- [PASSAGE PROVIDED]
>>

You: I don't want to meet anyone.

Your Mom: What do you mean, don't be silly. Of course you want to meet someone. How about that guy at the grocery store?

You: I don't like meeting people. I don't actually like people at all. The only people I like are the ones I already know and not all of those as a matter of fact.

Your Mom: You're so silly. Of course you like people. Don't be silly.

You: No I don't. Do you? Be honest, you don't like people either.

Your Mom: Of course I like people.

You: Uncle George.

Your Mom: Not all people. I didn't say I like all people. You're just cynical. You need to get out.

You: I'm not opposed to getting out. I just don't want to meet people.

Your Mom: Of course you want to meet people. How are you ever going to find someone to settle down with if you don't meet people? You're not getting any younger you know.

You: They can find me.

Your Mom: Oh that's ridiculous. What do you expect, the perfect man's going to knock on your door and propose?

You: Yes.

Your Mom: Well it's not going to happen. You have to meet people.

You: But Mom....I want it to happen. That's exactly what I want to happen.

Your Mom (momentarily defeated by your logic into a certain amount of sympathy): Oh honey, that's what everyone wants to happen. But it doesn't work that way.

You: Okay, I'll cut you a deal. Since I don't want to meet people, but you do, why don't you meet them for me? And when you've met the perfect person for me, let me know. Just handle all the logistics for me, would ya? You've always been good at that sort of thing.

Your Mom: Darling.....

You: Look Mom, I've got to go. The cat's throwing up. Good talking with you.

Now you make think to yourself, why the hell would I want to have a conversation like this with my mother? The answer is, you wouldn't. But since she's your mother and she's going to talk to you anyway, we have subliminally accomplished several important things in this otherwise mundane and depressing conversation. First of all, you have planted an implicit command in your mother's brain to do the actual work of meeting people for you. She may or may not realize it, but she is now robotically programmed to do just that. It's inescapable and she will not be able to resist.

Secondly, she will now go out and meet people for you - which believe me, is way way way better than having her try to get you to meet them while she is around. You so much prefer that she goes out and meets people for you behind your back than that you find yourself in a public place with your mother frantically trying to force you to meet someone in an embarrassing fashion. Putting a stop to that scenario and channeling her energies toward meeting people for you while you are not around is going to add years to your life all by itself.

Thirdly, once she has committed god knows what kind of incredibly humiliating social faux pas to meet some person she has her eye on for you, she will endeavor to arrange somehow for you and this person to come in contact. Now ordinarily you would not like this, because you would be so embarrassed on your mother's behalf and it would rub off on you and make you feel like a loser. That's because you used to be laboring under the idiotic impression that it was somehow necessary and socially desirable to for you to meet people yourself instead of having other people do it for you. You were so stupid back then! Now that you know that every person you don't meet is as good as cash in the bank, you really don't give a fuck what kind of horrifying thing your mother did to meet this person she's trying to set you up with. That's her problem. She's the one that met them. It doesn't rub off on you at all. You told her you didn't want to meet people. This is your ace in the hole. You are going to say to the person she's trying to force on you - I told her I didn't want to meet anyone. You will say it pleasantly, tolerantly, maybe even silently, and yet you will get it across confidently and definitively. Not the other person's fault you are going to reject them - it's your mother's fault because she didn't follow your instructions.

<<

- [DATASET EXTRACT]
>>

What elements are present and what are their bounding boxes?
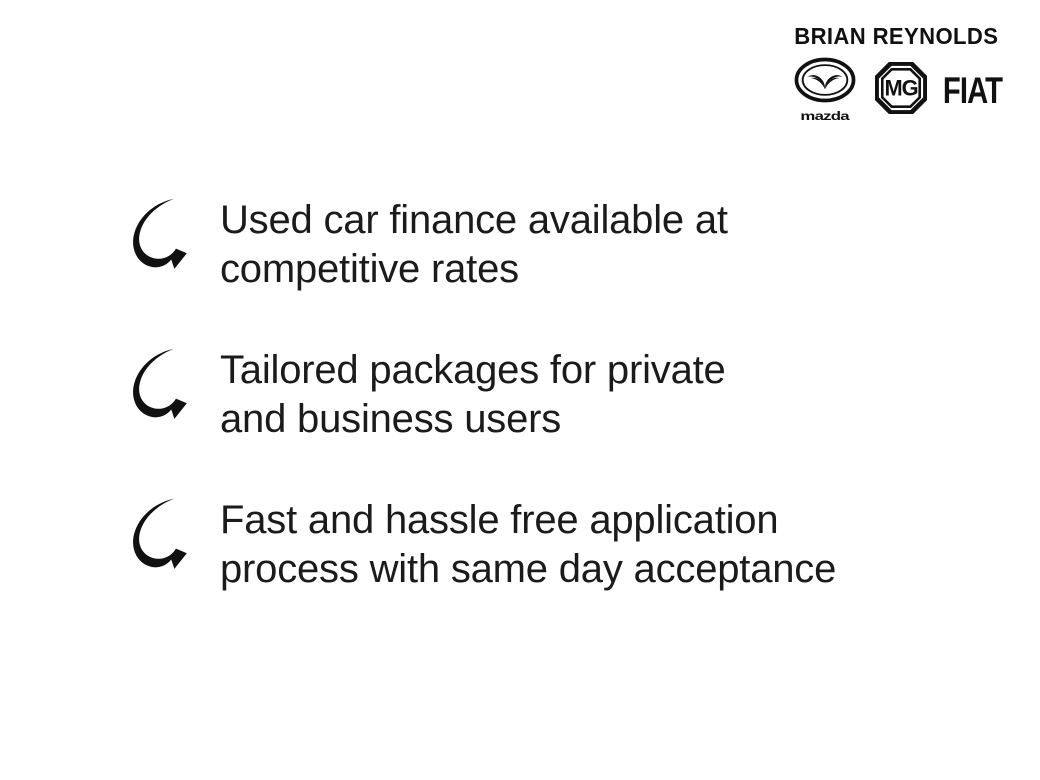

<<

- [EXERCISE TASK A] From the passage about not wanting to meet people, extract the text between "You: I don't like" and "like people either.", inclusive.
- [EXERCISE TASK B] In the passage about not wanting to meet people, what excuse does "You" give for ending the conversation with Mom?
- [EXERCISE TASK C] Carry on the passage about not wanting to meet people from where it stops.

- [FINAL RESULT A]
You: I don't like meeting people. I don't actually like people at all. The only people I like are the ones I already know and not all of those as a matter of fact.

Your Mom: You're so silly. Of course you like people. Don't be silly.

You: No I don't. Do you? Be honest, you don't like people either.

- [FINAL RESULT B] The cat's throwing up.

- [FINAL RESULT C]
Now think how much more aloof, desirable, and hard to get this is going to make you seem than if you said something like: You (embarrassed): My mom's always trying to set me up. She thinks I don't date enough. Well, actually she thinks I don't have any friends and I don't date enough. Etc. Etc. Give an explanation like that and you are going to feel and act like the loser your mother thinks you are. You are, in fact, going to endure an incredibly excruciating Meeting People Moment. You hate that! It's so awful. Avoid it. You must buy out of the idea that you are desperate to meet someone and into the idea that you don't want to. This is an age-old secret for fnding love. Stop looking for it.

Note that since this is someone your mother picked, you automatically have a strong desire to dislike them and blow them off. This is so perfect! It's going to make it so much easier for you to be a snot. You don't want to like anyone your mother wants you to like! Thus, you will reveal your true snotty self, rather than your untrue I need to meet someone self and any hapless person who can stand you for even a moment as yourself is almost exactly like someone you know instead of like someone you have to meet. You will never have to go through an excruciating Meeting People Moment at all. Most of the people your mother tries to force on you will immediately sense trouble on entering your vicinity and run for the hills - good! Anyone else that survives will be so cool and so unlike someone your mother should want you to like that they won't even count as someone your mother introduced you to. Best of all, all of this scaring of the unfortunate and potential contact with the cool and desirable will take place without any effort on your part whatsoever! This is what life is all about. Getting other people to do the jobs they want to do and you don't!

Now you simply need to learn to communicate your now more enlightened outlook on not meeting people to everyone in your life. Casually. Not as a big deal. Simply as an ordinary element of your personality. You don't have to announce. Simply having the attitude and allowing bits of it to shine through in your sparkling conversation will do the trick. E.g., You: God, I need a fucking girlfriend! Your friend: I've got this girl you can meet. You: Yeah, I don't like meeting people. Your friend: Yeah, but she's cool. You: Yeah, I just don't want to have to meet her. Your friend: I hear you. But you'd like her. You: Yeah. Just as long as I don't have to...you know...I just hate the process of meeting people. Your friend: Okay, well she's my girlfriend's friend and anyway, I'll tell her to bring her by when Sheila comes over for lunch tomorrow. You: Yeah...just as long as I don't have to meet her or anything. Your friend: I'll bring her by your cube. You: Okay, but yeah...I'll probably be on the phone and not say hi or anything. Your friend: I'll just bring her by, you can see her, you don't have to say hi. You can see her. You: Okay.

God, you're so fucking brilliant! Did you see how you manipulated your way into having a single female delivered right to your cube without you even having the obligation to say hi? You are such a master at this you ought to be outlawed! I am outraged at your blatantly selfish and calculating behavior. And I want you to keep it up with every person you know. People will tell you things like 'you've got to kiss a lot of frogs to find your prince.' You need to be prepared to tell them 'I don't want to kiss any fucking frogs. I want the prince, that's it's, period.' If you run around believing that you're going to have to meet a bunch of fucking frogs - that's exactly what will fucking happen. People will ruin your life with their stupid opinions about things like this - don't let them! Ruin theirs instead. Subliminally program them to do all your meeting for you.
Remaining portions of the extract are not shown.